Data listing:
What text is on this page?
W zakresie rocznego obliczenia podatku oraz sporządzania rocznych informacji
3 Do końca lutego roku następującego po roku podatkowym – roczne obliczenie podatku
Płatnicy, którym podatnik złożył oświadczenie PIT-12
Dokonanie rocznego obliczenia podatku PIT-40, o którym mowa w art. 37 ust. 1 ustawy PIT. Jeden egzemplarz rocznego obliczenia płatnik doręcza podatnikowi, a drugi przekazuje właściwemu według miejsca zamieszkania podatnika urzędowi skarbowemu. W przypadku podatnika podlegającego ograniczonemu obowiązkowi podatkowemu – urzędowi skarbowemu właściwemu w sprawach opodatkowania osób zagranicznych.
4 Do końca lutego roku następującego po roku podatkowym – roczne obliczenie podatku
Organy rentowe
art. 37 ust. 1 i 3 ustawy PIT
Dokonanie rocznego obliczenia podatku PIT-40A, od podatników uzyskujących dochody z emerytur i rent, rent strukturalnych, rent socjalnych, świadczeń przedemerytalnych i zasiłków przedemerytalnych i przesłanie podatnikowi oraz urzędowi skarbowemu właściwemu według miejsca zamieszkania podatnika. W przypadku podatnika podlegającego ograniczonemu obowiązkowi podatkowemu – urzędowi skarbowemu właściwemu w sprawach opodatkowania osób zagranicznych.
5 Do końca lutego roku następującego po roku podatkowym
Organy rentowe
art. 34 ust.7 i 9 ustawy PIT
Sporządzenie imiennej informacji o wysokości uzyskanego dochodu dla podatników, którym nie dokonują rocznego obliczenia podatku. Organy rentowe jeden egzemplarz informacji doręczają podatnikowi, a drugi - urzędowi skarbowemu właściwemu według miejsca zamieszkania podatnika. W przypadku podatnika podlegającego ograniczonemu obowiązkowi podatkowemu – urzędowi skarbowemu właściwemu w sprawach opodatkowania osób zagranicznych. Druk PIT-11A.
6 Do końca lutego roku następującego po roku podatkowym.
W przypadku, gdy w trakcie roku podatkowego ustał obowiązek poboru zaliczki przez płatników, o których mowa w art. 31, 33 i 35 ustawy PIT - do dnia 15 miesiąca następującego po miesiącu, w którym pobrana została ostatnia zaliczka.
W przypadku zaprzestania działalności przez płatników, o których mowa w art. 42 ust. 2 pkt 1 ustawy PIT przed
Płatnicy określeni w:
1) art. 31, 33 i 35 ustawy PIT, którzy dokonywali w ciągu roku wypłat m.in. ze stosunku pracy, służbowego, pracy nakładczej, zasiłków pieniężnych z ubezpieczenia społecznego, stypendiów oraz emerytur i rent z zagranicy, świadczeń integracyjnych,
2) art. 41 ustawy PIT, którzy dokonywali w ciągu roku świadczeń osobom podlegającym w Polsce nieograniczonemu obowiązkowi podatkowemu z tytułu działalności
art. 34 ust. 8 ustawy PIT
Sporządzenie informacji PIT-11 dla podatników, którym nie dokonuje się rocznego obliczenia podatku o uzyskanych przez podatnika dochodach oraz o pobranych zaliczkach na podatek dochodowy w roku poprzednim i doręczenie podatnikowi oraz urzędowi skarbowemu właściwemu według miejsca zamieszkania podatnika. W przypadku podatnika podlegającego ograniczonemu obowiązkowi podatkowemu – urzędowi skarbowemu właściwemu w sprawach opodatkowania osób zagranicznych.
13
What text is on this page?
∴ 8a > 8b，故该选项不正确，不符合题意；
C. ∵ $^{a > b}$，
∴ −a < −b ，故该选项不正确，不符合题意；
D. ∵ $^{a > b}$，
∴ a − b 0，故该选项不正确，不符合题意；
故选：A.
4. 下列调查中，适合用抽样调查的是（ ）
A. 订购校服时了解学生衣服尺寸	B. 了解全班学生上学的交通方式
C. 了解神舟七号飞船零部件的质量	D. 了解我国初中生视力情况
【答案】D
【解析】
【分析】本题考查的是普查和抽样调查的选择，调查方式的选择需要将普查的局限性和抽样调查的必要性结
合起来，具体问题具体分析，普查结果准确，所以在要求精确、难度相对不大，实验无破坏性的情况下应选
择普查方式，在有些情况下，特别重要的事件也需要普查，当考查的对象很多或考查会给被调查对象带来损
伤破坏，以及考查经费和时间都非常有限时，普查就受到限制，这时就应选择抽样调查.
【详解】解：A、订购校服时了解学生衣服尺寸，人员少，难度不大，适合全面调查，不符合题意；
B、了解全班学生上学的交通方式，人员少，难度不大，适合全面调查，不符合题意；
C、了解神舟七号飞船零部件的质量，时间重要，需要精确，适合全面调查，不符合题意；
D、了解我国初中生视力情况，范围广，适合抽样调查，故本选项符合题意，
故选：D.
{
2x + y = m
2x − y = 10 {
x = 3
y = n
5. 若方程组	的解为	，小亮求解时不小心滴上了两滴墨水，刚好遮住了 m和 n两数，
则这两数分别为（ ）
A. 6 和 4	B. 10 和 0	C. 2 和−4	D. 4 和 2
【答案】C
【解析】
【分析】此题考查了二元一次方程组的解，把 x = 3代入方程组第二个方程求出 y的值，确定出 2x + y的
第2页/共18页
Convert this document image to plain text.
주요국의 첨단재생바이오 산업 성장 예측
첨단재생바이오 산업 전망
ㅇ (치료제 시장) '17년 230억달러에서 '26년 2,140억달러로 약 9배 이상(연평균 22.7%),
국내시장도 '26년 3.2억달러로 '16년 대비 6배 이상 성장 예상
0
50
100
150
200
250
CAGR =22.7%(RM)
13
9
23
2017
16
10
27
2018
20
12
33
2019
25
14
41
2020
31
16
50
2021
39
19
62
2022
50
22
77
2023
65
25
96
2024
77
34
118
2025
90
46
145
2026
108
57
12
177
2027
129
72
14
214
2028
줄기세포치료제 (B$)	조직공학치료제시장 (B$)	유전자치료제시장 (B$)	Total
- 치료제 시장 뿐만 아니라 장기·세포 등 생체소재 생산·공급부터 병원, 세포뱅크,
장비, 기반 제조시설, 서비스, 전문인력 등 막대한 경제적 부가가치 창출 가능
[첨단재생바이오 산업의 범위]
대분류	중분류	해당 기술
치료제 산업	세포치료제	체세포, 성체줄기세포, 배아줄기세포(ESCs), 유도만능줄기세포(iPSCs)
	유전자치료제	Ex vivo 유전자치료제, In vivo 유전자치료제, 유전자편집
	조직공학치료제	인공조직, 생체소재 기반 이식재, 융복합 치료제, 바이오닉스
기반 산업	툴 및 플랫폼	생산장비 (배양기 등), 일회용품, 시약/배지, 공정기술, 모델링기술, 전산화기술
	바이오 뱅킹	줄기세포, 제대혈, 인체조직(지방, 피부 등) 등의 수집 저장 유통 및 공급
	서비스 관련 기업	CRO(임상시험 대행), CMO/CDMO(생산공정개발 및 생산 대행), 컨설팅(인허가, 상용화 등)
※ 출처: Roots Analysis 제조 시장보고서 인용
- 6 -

● **Short exercise**: Tally the lines in the listing that hold "zasiłków" and report the number alone.

● **Full response**: 2